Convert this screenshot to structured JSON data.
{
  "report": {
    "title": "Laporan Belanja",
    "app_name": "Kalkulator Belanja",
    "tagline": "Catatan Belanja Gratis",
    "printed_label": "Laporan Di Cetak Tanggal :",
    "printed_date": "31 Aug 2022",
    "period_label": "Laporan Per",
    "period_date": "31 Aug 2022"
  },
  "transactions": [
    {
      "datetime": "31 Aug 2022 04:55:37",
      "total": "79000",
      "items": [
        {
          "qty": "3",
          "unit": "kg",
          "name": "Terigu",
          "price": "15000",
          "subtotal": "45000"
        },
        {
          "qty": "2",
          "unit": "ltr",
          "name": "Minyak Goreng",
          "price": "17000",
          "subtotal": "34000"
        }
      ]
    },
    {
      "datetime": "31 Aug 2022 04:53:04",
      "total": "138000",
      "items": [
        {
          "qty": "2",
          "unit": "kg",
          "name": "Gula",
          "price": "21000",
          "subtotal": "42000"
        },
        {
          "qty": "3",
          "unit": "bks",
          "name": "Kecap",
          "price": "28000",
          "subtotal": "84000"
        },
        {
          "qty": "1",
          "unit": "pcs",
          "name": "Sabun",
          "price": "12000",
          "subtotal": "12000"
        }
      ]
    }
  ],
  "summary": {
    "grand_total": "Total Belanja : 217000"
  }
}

#### [YOUR TASK]
Output all preceding records character for character.

#### [FULL RESPONSE]
Convert this screenshot to structured JSON data.
{
  "report": {
    "title": "Laporan Belanja",
    "app_name": "Kalkulator Belanja",
    "tagline": "Catatan Belanja Gratis",
    "printed_label": "Laporan Di Cetak Tanggal :",
    "printed_date": "31 Aug 2022",
    "period_label": "Laporan Per",
    "period_date": "31 Aug 2022"
  },
  "transactions": [
    {
      "datetime": "31 Aug 2022 04:55:37",
      "total": "79000",
      "items": [
        {
          "qty": "3",
          "unit": "kg",
          "name": "Terigu",
          "price": "15000",
          "subtotal": "45000"
        },
        {
          "qty": "2",
          "unit": "ltr",
          "name": "Minyak Goreng",
          "price": "17000",
          "subtotal": "34000"
        }
      ]
    },
    {
      "datetime": "31 Aug 2022 04:53:04",
      "total": "138000",
      "items": [
        {
          "qty": "2",
          "unit": "kg",
          "name": "Gula",
          "price": "21000",
          "subtotal": "42000"
        },
        {
          "qty": "3",
          "unit": "bks",
          "name": "Kecap",
          "price": "28000",
          "subtotal": "84000"
        },
        {
          "qty": "1",
          "unit": "pcs",
          "name": "Sabun",
          "price": "12000",
          "subtotal": "12000"
        }
      ]
    }
  ],
  "summary": {
    "grand_total": "Total Belanja : 217000"
  }
}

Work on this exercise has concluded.